Task directions.
Output the material below in its entirety, exactly as given.

__________________________________________________

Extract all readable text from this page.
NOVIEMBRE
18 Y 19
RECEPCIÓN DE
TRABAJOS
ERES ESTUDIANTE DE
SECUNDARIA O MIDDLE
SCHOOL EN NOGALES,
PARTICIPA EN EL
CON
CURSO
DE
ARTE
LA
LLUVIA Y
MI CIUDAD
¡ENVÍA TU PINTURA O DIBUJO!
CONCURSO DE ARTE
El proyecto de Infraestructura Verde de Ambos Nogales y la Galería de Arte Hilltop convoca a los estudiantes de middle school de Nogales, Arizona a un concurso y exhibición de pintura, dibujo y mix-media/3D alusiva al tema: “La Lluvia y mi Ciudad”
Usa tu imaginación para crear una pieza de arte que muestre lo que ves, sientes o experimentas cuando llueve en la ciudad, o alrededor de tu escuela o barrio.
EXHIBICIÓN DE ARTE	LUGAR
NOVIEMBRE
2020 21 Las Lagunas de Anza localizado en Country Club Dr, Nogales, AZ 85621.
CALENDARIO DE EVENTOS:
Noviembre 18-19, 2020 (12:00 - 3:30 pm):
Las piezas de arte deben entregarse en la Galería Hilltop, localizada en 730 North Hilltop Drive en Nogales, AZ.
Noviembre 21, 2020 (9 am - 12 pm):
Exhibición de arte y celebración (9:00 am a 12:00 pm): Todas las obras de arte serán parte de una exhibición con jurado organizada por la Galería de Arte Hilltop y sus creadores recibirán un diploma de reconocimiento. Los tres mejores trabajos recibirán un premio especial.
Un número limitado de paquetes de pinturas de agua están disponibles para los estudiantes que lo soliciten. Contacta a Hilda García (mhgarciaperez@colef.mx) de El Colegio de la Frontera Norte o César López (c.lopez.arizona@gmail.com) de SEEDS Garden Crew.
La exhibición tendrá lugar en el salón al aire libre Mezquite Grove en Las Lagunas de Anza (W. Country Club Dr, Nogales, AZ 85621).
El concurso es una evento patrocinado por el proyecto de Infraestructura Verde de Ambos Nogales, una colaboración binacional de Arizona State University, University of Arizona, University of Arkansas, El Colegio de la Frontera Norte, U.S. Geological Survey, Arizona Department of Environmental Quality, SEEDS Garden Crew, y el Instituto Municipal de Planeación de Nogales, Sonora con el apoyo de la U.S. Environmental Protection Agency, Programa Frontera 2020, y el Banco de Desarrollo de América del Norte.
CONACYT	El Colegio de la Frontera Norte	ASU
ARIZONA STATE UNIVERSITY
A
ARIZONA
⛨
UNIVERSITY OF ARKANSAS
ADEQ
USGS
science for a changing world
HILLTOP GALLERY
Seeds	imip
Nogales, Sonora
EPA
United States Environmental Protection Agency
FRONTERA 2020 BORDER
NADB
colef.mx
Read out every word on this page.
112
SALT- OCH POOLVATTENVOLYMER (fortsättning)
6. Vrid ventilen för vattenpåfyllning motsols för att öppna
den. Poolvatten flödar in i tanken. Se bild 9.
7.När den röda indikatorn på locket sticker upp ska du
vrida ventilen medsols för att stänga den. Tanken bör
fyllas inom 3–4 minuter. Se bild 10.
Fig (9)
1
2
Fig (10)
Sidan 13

__________________________________________________

The result.
Extract all readable text from this page.
NOVIEMBRE
18 Y 19
RECEPCIÓN DE
TRABAJOS
ERES ESTUDIANTE DE
SECUNDARIA O MIDDLE
SCHOOL EN NOGALES,
PARTICIPA EN EL
CON
CURSO
DE
ARTE
LA
LLUVIA Y
MI CIUDAD
¡ENVÍA TU PINTURA O DIBUJO!
CONCURSO DE ARTE
El proyecto de Infraestructura Verde de Ambos Nogales y la Galería de Arte Hilltop convoca a los estudiantes de middle school de Nogales, Arizona a un concurso y exhibición de pintura, dibujo y mix-media/3D alusiva al tema: “La Lluvia y mi Ciudad”
Usa tu imaginación para crear una pieza de arte que muestre lo que ves, sientes o experimentas cuando llueve en la ciudad, o alrededor de tu escuela o barrio.
EXHIBICIÓN DE ARTE	LUGAR
NOVIEMBRE
2020 21 Las Lagunas de Anza localizado en Country Club Dr, Nogales, AZ 85621.
CALENDARIO DE EVENTOS:
Noviembre 18-19, 2020 (12:00 - 3:30 pm):
Las piezas de arte deben entregarse en la Galería Hilltop, localizada en 730 North Hilltop Drive en Nogales, AZ.
Noviembre 21, 2020 (9 am - 12 pm):
Exhibición de arte y celebración (9:00 am a 12:00 pm): Todas las obras de arte serán parte de una exhibición con jurado organizada por la Galería de Arte Hilltop y sus creadores recibirán un diploma de reconocimiento. Los tres mejores trabajos recibirán un premio especial.
Un número limitado de paquetes de pinturas de agua están disponibles para los estudiantes que lo soliciten. Contacta a Hilda García (mhgarciaperez@colef.mx) de El Colegio de la Frontera Norte o César López (c.lopez.arizona@gmail.com) de SEEDS Garden Crew.
La exhibición tendrá lugar en el salón al aire libre Mezquite Grove en Las Lagunas de Anza (W. Country Club Dr, Nogales, AZ 85621).
El concurso es una evento patrocinado por el proyecto de Infraestructura Verde de Ambos Nogales, una colaboración binacional de Arizona State University, University of Arizona, University of Arkansas, El Colegio de la Frontera Norte, U.S. Geological Survey, Arizona Department of Environmental Quality, SEEDS Garden Crew, y el Instituto Municipal de Planeación de Nogales, Sonora con el apoyo de la U.S. Environmental Protection Agency, Programa Frontera 2020, y el Banco de Desarrollo de América del Norte.
CONACYT	El Colegio de la Frontera Norte	ASU
ARIZONA STATE UNIVERSITY
A
ARIZONA
⛨
UNIVERSITY OF ARKANSAS
ADEQ
USGS
science for a changing world
HILLTOP GALLERY
Seeds	imip
Nogales, Sonora
EPA
United States Environmental Protection Agency
FRONTERA 2020 BORDER
NADB
colef.mx
Read out every word on this page.
112
SALT- OCH POOLVATTENVOLYMER (fortsättning)
6. Vrid ventilen för vattenpåfyllning motsols för att öppna
den. Poolvatten flödar in i tanken. Se bild 9.
7.När den röda indikatorn på locket sticker upp ska du
vrida ventilen medsols för att stänga den. Tanken bör
fyllas inom 3–4 minuter. Se bild 10.
Fig (9)
1
2
Fig (10)
Sidan 13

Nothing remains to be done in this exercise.